**SUPPLIED DATA**
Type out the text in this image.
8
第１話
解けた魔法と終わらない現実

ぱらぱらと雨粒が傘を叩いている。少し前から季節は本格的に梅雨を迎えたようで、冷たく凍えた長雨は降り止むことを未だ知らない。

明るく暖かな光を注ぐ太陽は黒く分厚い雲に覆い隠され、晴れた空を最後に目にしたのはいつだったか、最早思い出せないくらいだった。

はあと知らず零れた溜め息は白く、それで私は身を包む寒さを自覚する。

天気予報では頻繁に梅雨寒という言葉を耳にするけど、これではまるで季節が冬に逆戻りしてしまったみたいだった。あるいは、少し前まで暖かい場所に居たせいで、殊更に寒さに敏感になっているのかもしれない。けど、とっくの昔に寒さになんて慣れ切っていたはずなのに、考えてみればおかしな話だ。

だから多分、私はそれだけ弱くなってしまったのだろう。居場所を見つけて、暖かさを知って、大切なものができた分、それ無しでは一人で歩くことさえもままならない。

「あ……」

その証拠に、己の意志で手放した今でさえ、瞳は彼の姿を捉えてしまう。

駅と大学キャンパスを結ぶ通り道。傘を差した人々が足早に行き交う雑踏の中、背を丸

**REQUIREMENTS**
Go back to the listing above and please repeat it exactly.

**OUTPUT BELOW**
Type out the text in this image.
8
第１話
解けた魔法と終わらない現実

ぱらぱらと雨粒が傘を叩いている。少し前から季節は本格的に梅雨を迎えたようで、冷たく凍えた長雨は降り止むことを未だ知らない。

明るく暖かな光を注ぐ太陽は黒く分厚い雲に覆い隠され、晴れた空を最後に目にしたのはいつだったか、最早思い出せないくらいだった。

はあと知らず零れた溜め息は白く、それで私は身を包む寒さを自覚する。

天気予報では頻繁に梅雨寒という言葉を耳にするけど、これではまるで季節が冬に逆戻りしてしまったみたいだった。あるいは、少し前まで暖かい場所に居たせいで、殊更に寒さに敏感になっているのかもしれない。けど、とっくの昔に寒さになんて慣れ切っていたはずなのに、考えてみればおかしな話だ。

だから多分、私はそれだけ弱くなってしまったのだろう。居場所を見つけて、暖かさを知って、大切なものができた分、それ無しでは一人で歩くことさえもままならない。

「あ……」

その証拠に、己の意志で手放した今でさえ、瞳は彼の姿を捉えてしまう。

駅と大学キャンパスを結ぶ通り道。傘を差した人々が足早に行き交う雑踏の中、背を丸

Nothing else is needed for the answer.